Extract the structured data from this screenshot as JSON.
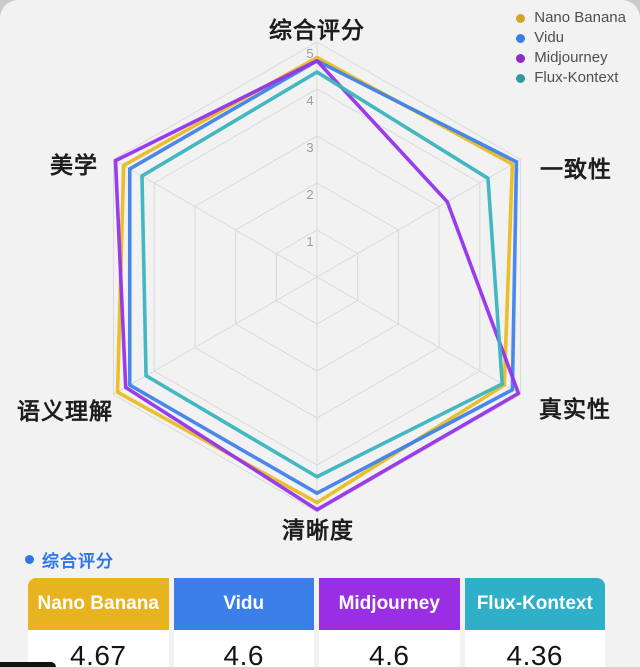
{
  "page": {
    "background": "#c9c9cc",
    "card_background": "#f2f2f3"
  },
  "legend": {
    "items": [
      {
        "label": "Nano Banana",
        "color": "#d0a72c"
      },
      {
        "label": "Vidu",
        "color": "#3b7fe0"
      },
      {
        "label": "Midjourney",
        "color": "#9029c8"
      },
      {
        "label": "Flux-Kontext",
        "color": "#2d9aa3"
      }
    ]
  },
  "chart_data": {
    "type": "radar",
    "axes": [
      "综合评分",
      "一致性",
      "真实性",
      "清晰度",
      "语义理解",
      "美学"
    ],
    "scale": {
      "min": 0,
      "max": 5,
      "ticks": [
        1,
        2,
        3,
        4,
        5
      ]
    },
    "grid": true,
    "grid_color": "#d9d9db",
    "tick_label_color": "#9b9b9b",
    "legend_position": "top-right",
    "series": [
      {
        "name": "Nano Banana",
        "color": "#e9bc23",
        "values": [
          4.67,
          4.8,
          4.6,
          4.8,
          4.9,
          4.75
        ]
      },
      {
        "name": "Vidu",
        "color": "#3f82e8",
        "values": [
          4.6,
          4.9,
          4.8,
          4.6,
          4.6,
          4.6
        ]
      },
      {
        "name": "Midjourney",
        "color": "#9333ea",
        "values": [
          4.6,
          3.2,
          4.95,
          4.95,
          4.7,
          4.95
        ]
      },
      {
        "name": "Flux-Kontext",
        "color": "#3ab4bd",
        "values": [
          4.36,
          4.2,
          4.55,
          4.25,
          4.2,
          4.3
        ]
      }
    ]
  },
  "summary": {
    "title": "综合评分",
    "bullet_color": "#3076e8",
    "title_color": "#3076e8",
    "table": {
      "columns": [
        {
          "name": "Nano Banana",
          "header_color": "#e7b41f",
          "value": "4.67"
        },
        {
          "name": "Vidu",
          "header_color": "#3b7fe8",
          "value": "4.6"
        },
        {
          "name": "Midjourney",
          "header_color": "#9a2ee2",
          "value": "4.6"
        },
        {
          "name": "Flux-Kontext",
          "header_color": "#2fb0c8",
          "value": "4.36"
        }
      ]
    }
  }
}
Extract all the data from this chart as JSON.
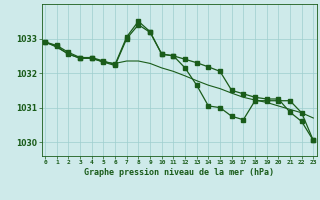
{
  "title": "Graphe pression niveau de la mer (hPa)",
  "bg_color": "#ceeaea",
  "grid_color": "#9ecece",
  "line_color": "#1a5c1a",
  "x_labels": [
    "0",
    "1",
    "2",
    "3",
    "4",
    "5",
    "6",
    "7",
    "8",
    "9",
    "10",
    "11",
    "12",
    "13",
    "14",
    "15",
    "16",
    "17",
    "18",
    "19",
    "20",
    "21",
    "22",
    "23"
  ],
  "ylim": [
    1029.6,
    1034.0
  ],
  "yticks": [
    1030,
    1031,
    1032,
    1033
  ],
  "series1": [
    1032.9,
    1032.8,
    1032.6,
    1032.45,
    1032.45,
    1032.35,
    1032.25,
    1033.05,
    1033.5,
    1033.2,
    1032.55,
    1032.5,
    1032.15,
    1031.65,
    1031.05,
    1031.0,
    1030.75,
    1030.65,
    1031.2,
    1031.2,
    1031.2,
    1031.2,
    1030.85,
    1030.05
  ],
  "series2": [
    1032.9,
    1032.75,
    1032.55,
    1032.43,
    1032.43,
    1032.32,
    1032.28,
    1032.35,
    1032.35,
    1032.28,
    1032.15,
    1032.05,
    1031.92,
    1031.78,
    1031.65,
    1031.55,
    1031.42,
    1031.3,
    1031.22,
    1031.15,
    1031.05,
    1030.95,
    1030.85,
    1030.7
  ],
  "series3": [
    1032.9,
    1032.77,
    1032.55,
    1032.43,
    1032.43,
    1032.32,
    1032.22,
    1033.0,
    1033.4,
    1033.18,
    1032.55,
    1032.5,
    1032.4,
    1032.3,
    1032.18,
    1032.05,
    1031.5,
    1031.4,
    1031.3,
    1031.25,
    1031.25,
    1030.87,
    1030.6,
    1030.05
  ]
}
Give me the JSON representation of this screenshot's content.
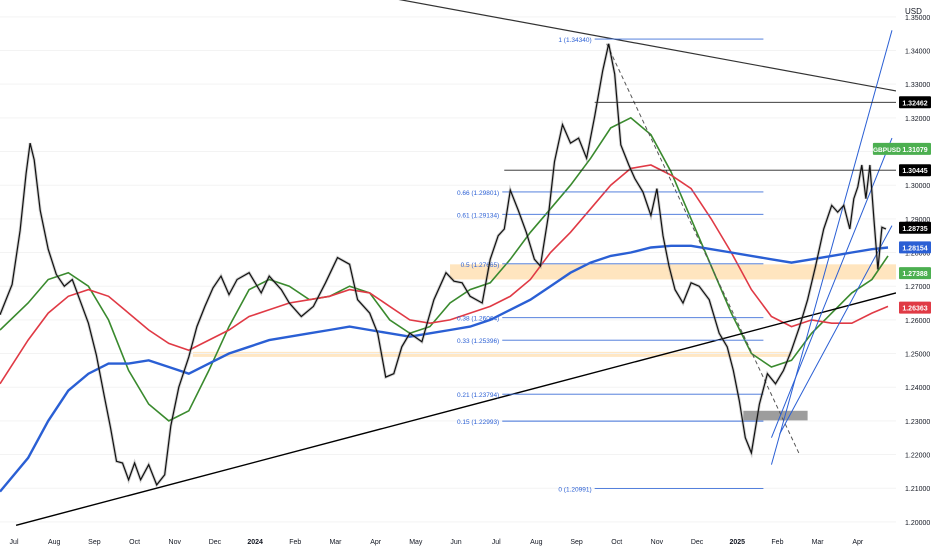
{
  "chart_data": {
    "type": "line",
    "symbol": "GBPUSD",
    "currency": "USD",
    "y_ticks": [
      "1.35000",
      "1.34000",
      "1.33000",
      "1.32000",
      "1.31000",
      "1.30000",
      "1.29000",
      "1.28000",
      "1.27000",
      "1.26000",
      "1.25000",
      "1.24000",
      "1.23000",
      "1.22000",
      "1.21000",
      "1.20000"
    ],
    "ylim": [
      1.197,
      1.355
    ],
    "x_ticks": [
      {
        "label": "Jul",
        "m": 0.0
      },
      {
        "label": "Aug",
        "m": 1.0
      },
      {
        "label": "Sep",
        "m": 2.0
      },
      {
        "label": "Oct",
        "m": 3.0
      },
      {
        "label": "Nov",
        "m": 4.0
      },
      {
        "label": "Dec",
        "m": 5.0
      },
      {
        "label": "2024",
        "m": 6.0
      },
      {
        "label": "Feb",
        "m": 7.0
      },
      {
        "label": "Mar",
        "m": 8.0
      },
      {
        "label": "Apr",
        "m": 9.0
      },
      {
        "label": "May",
        "m": 10.0
      },
      {
        "label": "Jun",
        "m": 11.0
      },
      {
        "label": "Jul",
        "m": 12.0
      },
      {
        "label": "Aug",
        "m": 13.0
      },
      {
        "label": "Sep",
        "m": 14.0
      },
      {
        "label": "Oct",
        "m": 15.0
      },
      {
        "label": "Nov",
        "m": 16.0
      },
      {
        "label": "Dec",
        "m": 17.0
      },
      {
        "label": "2025",
        "m": 18.0
      },
      {
        "label": "Feb",
        "m": 19.0
      },
      {
        "label": "Mar",
        "m": 20.0
      },
      {
        "label": "Apr",
        "m": 21.0
      }
    ],
    "xlim": [
      -0.2,
      22.1
    ],
    "price": [
      [
        -0.2,
        1.2615
      ],
      [
        0.1,
        1.2705
      ],
      [
        0.3,
        1.2865
      ],
      [
        0.45,
        1.3035
      ],
      [
        0.55,
        1.3125
      ],
      [
        0.65,
        1.3075
      ],
      [
        0.8,
        1.2925
      ],
      [
        1.0,
        1.281
      ],
      [
        1.2,
        1.2735
      ],
      [
        1.4,
        1.27
      ],
      [
        1.6,
        1.272
      ],
      [
        1.8,
        1.2655
      ],
      [
        2.0,
        1.259
      ],
      [
        2.2,
        1.2495
      ],
      [
        2.4,
        1.237
      ],
      [
        2.55,
        1.228
      ],
      [
        2.7,
        1.218
      ],
      [
        2.85,
        1.2175
      ],
      [
        3.0,
        1.2125
      ],
      [
        3.15,
        1.2175
      ],
      [
        3.3,
        1.2125
      ],
      [
        3.5,
        1.217
      ],
      [
        3.7,
        1.211
      ],
      [
        3.9,
        1.214
      ],
      [
        4.05,
        1.2285
      ],
      [
        4.25,
        1.24
      ],
      [
        4.5,
        1.249
      ],
      [
        4.7,
        1.258
      ],
      [
        4.9,
        1.264
      ],
      [
        5.1,
        1.2695
      ],
      [
        5.3,
        1.273
      ],
      [
        5.5,
        1.2675
      ],
      [
        5.7,
        1.272
      ],
      [
        6.0,
        1.274
      ],
      [
        6.3,
        1.268
      ],
      [
        6.5,
        1.273
      ],
      [
        6.8,
        1.269
      ],
      [
        7.0,
        1.265
      ],
      [
        7.3,
        1.261
      ],
      [
        7.6,
        1.264
      ],
      [
        7.9,
        1.271
      ],
      [
        8.2,
        1.2785
      ],
      [
        8.5,
        1.2765
      ],
      [
        8.7,
        1.266
      ],
      [
        9.0,
        1.262
      ],
      [
        9.2,
        1.256
      ],
      [
        9.4,
        1.243
      ],
      [
        9.6,
        1.244
      ],
      [
        9.8,
        1.252
      ],
      [
        10.0,
        1.256
      ],
      [
        10.3,
        1.2535
      ],
      [
        10.6,
        1.266
      ],
      [
        10.9,
        1.274
      ],
      [
        11.1,
        1.2715
      ],
      [
        11.3,
        1.271
      ],
      [
        11.5,
        1.267
      ],
      [
        11.8,
        1.265
      ],
      [
        12.0,
        1.278
      ],
      [
        12.2,
        1.285
      ],
      [
        12.35,
        1.287
      ],
      [
        12.5,
        1.2985
      ],
      [
        12.7,
        1.2925
      ],
      [
        12.9,
        1.286
      ],
      [
        13.1,
        1.278
      ],
      [
        13.25,
        1.276
      ],
      [
        13.45,
        1.291
      ],
      [
        13.6,
        1.307
      ],
      [
        13.8,
        1.318
      ],
      [
        14.0,
        1.3125
      ],
      [
        14.2,
        1.314
      ],
      [
        14.4,
        1.308
      ],
      [
        14.6,
        1.3205
      ],
      [
        14.8,
        1.334
      ],
      [
        14.95,
        1.342
      ],
      [
        15.1,
        1.333
      ],
      [
        15.25,
        1.312
      ],
      [
        15.45,
        1.306
      ],
      [
        15.6,
        1.302
      ],
      [
        15.8,
        1.298
      ],
      [
        16.0,
        1.291
      ],
      [
        16.15,
        1.299
      ],
      [
        16.3,
        1.285
      ],
      [
        16.45,
        1.276
      ],
      [
        16.6,
        1.269
      ],
      [
        16.8,
        1.265
      ],
      [
        17.0,
        1.271
      ],
      [
        17.2,
        1.27
      ],
      [
        17.45,
        1.266
      ],
      [
        17.7,
        1.256
      ],
      [
        17.9,
        1.252
      ],
      [
        18.05,
        1.245
      ],
      [
        18.2,
        1.236
      ],
      [
        18.35,
        1.225
      ],
      [
        18.5,
        1.2205
      ],
      [
        18.7,
        1.235
      ],
      [
        18.9,
        1.244
      ],
      [
        19.1,
        1.241
      ],
      [
        19.3,
        1.245
      ],
      [
        19.5,
        1.251
      ],
      [
        19.7,
        1.258
      ],
      [
        19.9,
        1.266
      ],
      [
        20.1,
        1.276
      ],
      [
        20.3,
        1.287
      ],
      [
        20.5,
        1.294
      ],
      [
        20.65,
        1.292
      ],
      [
        20.8,
        1.294
      ],
      [
        20.95,
        1.287
      ],
      [
        21.05,
        1.296
      ],
      [
        21.15,
        1.2995
      ],
      [
        21.25,
        1.306
      ],
      [
        21.35,
        1.296
      ],
      [
        21.45,
        1.306
      ],
      [
        21.55,
        1.29
      ],
      [
        21.65,
        1.275
      ],
      [
        21.75,
        1.2875
      ],
      [
        21.85,
        1.287
      ]
    ],
    "moving_averages": [
      {
        "color": "#3a8a2e",
        "points": [
          [
            -0.2,
            1.257
          ],
          [
            0.5,
            1.265
          ],
          [
            1.0,
            1.272
          ],
          [
            1.5,
            1.274
          ],
          [
            2.0,
            1.27
          ],
          [
            2.5,
            1.26
          ],
          [
            3.0,
            1.245
          ],
          [
            3.5,
            1.235
          ],
          [
            4.0,
            1.23
          ],
          [
            4.5,
            1.233
          ],
          [
            5.0,
            1.245
          ],
          [
            5.5,
            1.258
          ],
          [
            6.0,
            1.269
          ],
          [
            6.5,
            1.272
          ],
          [
            7.0,
            1.27
          ],
          [
            7.5,
            1.266
          ],
          [
            8.0,
            1.267
          ],
          [
            8.5,
            1.27
          ],
          [
            9.0,
            1.268
          ],
          [
            9.5,
            1.26
          ],
          [
            10.0,
            1.256
          ],
          [
            10.5,
            1.258
          ],
          [
            11.0,
            1.265
          ],
          [
            11.5,
            1.269
          ],
          [
            12.0,
            1.271
          ],
          [
            12.5,
            1.278
          ],
          [
            13.0,
            1.286
          ],
          [
            13.5,
            1.293
          ],
          [
            14.0,
            1.3
          ],
          [
            14.5,
            1.308
          ],
          [
            15.0,
            1.317
          ],
          [
            15.5,
            1.32
          ],
          [
            16.0,
            1.315
          ],
          [
            16.5,
            1.304
          ],
          [
            17.0,
            1.29
          ],
          [
            17.5,
            1.276
          ],
          [
            18.0,
            1.262
          ],
          [
            18.5,
            1.25
          ],
          [
            19.0,
            1.246
          ],
          [
            19.5,
            1.248
          ],
          [
            20.0,
            1.256
          ],
          [
            20.5,
            1.262
          ],
          [
            21.0,
            1.268
          ],
          [
            21.5,
            1.272
          ],
          [
            21.9,
            1.279
          ]
        ]
      },
      {
        "color": "#e03a45",
        "points": [
          [
            -0.2,
            1.241
          ],
          [
            0.5,
            1.254
          ],
          [
            1.0,
            1.262
          ],
          [
            1.5,
            1.267
          ],
          [
            2.0,
            1.269
          ],
          [
            2.5,
            1.267
          ],
          [
            3.0,
            1.262
          ],
          [
            3.5,
            1.257
          ],
          [
            4.0,
            1.253
          ],
          [
            4.5,
            1.251
          ],
          [
            5.0,
            1.254
          ],
          [
            5.5,
            1.257
          ],
          [
            6.0,
            1.261
          ],
          [
            6.5,
            1.263
          ],
          [
            7.0,
            1.265
          ],
          [
            7.5,
            1.266
          ],
          [
            8.0,
            1.267
          ],
          [
            8.5,
            1.269
          ],
          [
            9.0,
            1.268
          ],
          [
            9.5,
            1.264
          ],
          [
            10.0,
            1.26
          ],
          [
            10.5,
            1.259
          ],
          [
            11.0,
            1.26
          ],
          [
            11.5,
            1.262
          ],
          [
            12.0,
            1.264
          ],
          [
            12.5,
            1.267
          ],
          [
            13.0,
            1.272
          ],
          [
            13.5,
            1.28
          ],
          [
            14.0,
            1.286
          ],
          [
            14.5,
            1.293
          ],
          [
            15.0,
            1.3
          ],
          [
            15.5,
            1.305
          ],
          [
            16.0,
            1.306
          ],
          [
            16.5,
            1.303
          ],
          [
            17.0,
            1.299
          ],
          [
            17.5,
            1.29
          ],
          [
            18.0,
            1.28
          ],
          [
            18.5,
            1.269
          ],
          [
            19.0,
            1.261
          ],
          [
            19.5,
            1.258
          ],
          [
            20.0,
            1.26
          ],
          [
            20.5,
            1.259
          ],
          [
            21.0,
            1.259
          ],
          [
            21.5,
            1.262
          ],
          [
            21.9,
            1.264
          ]
        ]
      },
      {
        "color": "#2a5fd4",
        "points": [
          [
            -0.2,
            1.209
          ],
          [
            0.5,
            1.219
          ],
          [
            1.0,
            1.23
          ],
          [
            1.5,
            1.239
          ],
          [
            2.0,
            1.244
          ],
          [
            2.5,
            1.247
          ],
          [
            3.0,
            1.247
          ],
          [
            3.5,
            1.248
          ],
          [
            4.0,
            1.246
          ],
          [
            4.5,
            1.244
          ],
          [
            5.0,
            1.247
          ],
          [
            5.5,
            1.25
          ],
          [
            6.0,
            1.252
          ],
          [
            6.5,
            1.254
          ],
          [
            7.0,
            1.255
          ],
          [
            7.5,
            1.256
          ],
          [
            8.0,
            1.257
          ],
          [
            8.5,
            1.258
          ],
          [
            9.0,
            1.257
          ],
          [
            9.5,
            1.256
          ],
          [
            10.0,
            1.255
          ],
          [
            10.5,
            1.256
          ],
          [
            11.0,
            1.257
          ],
          [
            11.5,
            1.258
          ],
          [
            12.0,
            1.26
          ],
          [
            12.5,
            1.263
          ],
          [
            13.0,
            1.266
          ],
          [
            13.5,
            1.27
          ],
          [
            14.0,
            1.274
          ],
          [
            14.5,
            1.277
          ],
          [
            15.0,
            1.279
          ],
          [
            15.5,
            1.28
          ],
          [
            16.0,
            1.2815
          ],
          [
            16.5,
            1.282
          ],
          [
            17.0,
            1.282
          ],
          [
            17.5,
            1.281
          ],
          [
            18.0,
            1.28
          ],
          [
            18.5,
            1.279
          ],
          [
            19.0,
            1.278
          ],
          [
            19.5,
            1.277
          ],
          [
            20.0,
            1.278
          ],
          [
            20.5,
            1.279
          ],
          [
            21.0,
            1.28
          ],
          [
            21.5,
            1.281
          ],
          [
            21.9,
            1.2815
          ]
        ]
      }
    ],
    "fib_levels": [
      {
        "label": "1 (1.34340)",
        "value": 1.3434,
        "x1": 14.6,
        "x2": 18.8
      },
      {
        "label": "0.66 (1.29801)",
        "value": 1.29801,
        "x1": 12.3,
        "x2": 18.8
      },
      {
        "label": "0.61 (1.29134)",
        "value": 1.29134,
        "x1": 12.3,
        "x2": 18.8
      },
      {
        "label": "0.5 (1.27665)",
        "value": 1.27665,
        "x1": 12.3,
        "x2": 18.8
      },
      {
        "label": "0.38 (1.26064)",
        "value": 1.26064,
        "x1": 12.3,
        "x2": 18.8
      },
      {
        "label": "0.33 (1.25396)",
        "value": 1.25396,
        "x1": 12.3,
        "x2": 18.8
      },
      {
        "label": "0.21 (1.23794)",
        "value": 1.23794,
        "x1": 12.3,
        "x2": 18.8
      },
      {
        "label": "0.15 (1.22993)",
        "value": 1.22993,
        "x1": 12.3,
        "x2": 18.8
      },
      {
        "label": "0 (1.20991)",
        "value": 1.20991,
        "x1": 14.6,
        "x2": 18.8
      }
    ],
    "price_labels": [
      {
        "text": "1.32462",
        "value": 1.32462,
        "bg": "#000000",
        "fg": "#ffffff"
      },
      {
        "text": "1.31079",
        "value": 1.31079,
        "bg": "#4caf50",
        "fg": "#ffffff"
      },
      {
        "text": "1.30445",
        "value": 1.30445,
        "bg": "#000000",
        "fg": "#ffffff"
      },
      {
        "text": "1.28735",
        "value": 1.28735,
        "bg": "#000000",
        "fg": "#ffffff"
      },
      {
        "text": "1.28154",
        "value": 1.28154,
        "bg": "#2a5fd4",
        "fg": "#ffffff"
      },
      {
        "text": "1.27388",
        "value": 1.27388,
        "bg": "#4caf50",
        "fg": "#ffffff"
      },
      {
        "text": "1.26363",
        "value": 1.26363,
        "bg": "#e03a45",
        "fg": "#ffffff"
      }
    ],
    "horizontal_lines": [
      {
        "value": 1.32462,
        "x1": 14.6,
        "x2": 22.1
      },
      {
        "value": 1.30445,
        "x1": 12.35,
        "x2": 22.1
      }
    ],
    "trendlines": [
      {
        "x1": 5.7,
        "y1": 1.364,
        "x2": 22.1,
        "y2": 1.328,
        "color": "#333333",
        "width": 1.2
      },
      {
        "x1": 0.2,
        "y1": 1.199,
        "x2": 22.1,
        "y2": 1.268,
        "color": "#000000",
        "width": 1.4
      }
    ],
    "dashed_lines": [
      {
        "x1": 14.9,
        "y1": 1.342,
        "x2": 19.7,
        "y2": 1.22
      }
    ],
    "channel_lines": [
      {
        "x1": 19.0,
        "y1": 1.217,
        "x2": 22.0,
        "y2": 1.346
      },
      {
        "x1": 19.0,
        "y1": 1.225,
        "x2": 22.0,
        "y2": 1.314
      },
      {
        "x1": 19.2,
        "y1": 1.226,
        "x2": 22.0,
        "y2": 1.288
      }
    ],
    "zones": [
      {
        "y1": 1.272,
        "y2": 1.2765,
        "x1": 11.0,
        "x2": 22.1,
        "color": "#ffd08a",
        "opacity": 0.55
      },
      {
        "y1": 1.249,
        "y2": 1.2505,
        "x1": 4.6,
        "x2": 19.5,
        "color": "#ffd08a",
        "opacity": 0.5
      },
      {
        "y1": 1.23,
        "y2": 1.233,
        "x1": 18.3,
        "x2": 19.9,
        "color": "#8c8c8c",
        "opacity": 0.85
      }
    ],
    "ticker_badge": {
      "text": "GBPUSD",
      "value": 1.31079,
      "x": 21.55
    }
  }
}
==================================================
▸ **DIRECTIONS FOR THIS TASK**
Copy every line of the listing containing the string "name".

▸ **SOLUTION**
        "name": "Nano Banana",
        "name": "Vidu",
        "name": "Midjourney",
        "name": "Flux-Kontext",
          "name": "Nano Banana",
          "name": "Vidu",
          "name": "Midjourney",
          "name": "Flux-Kontext",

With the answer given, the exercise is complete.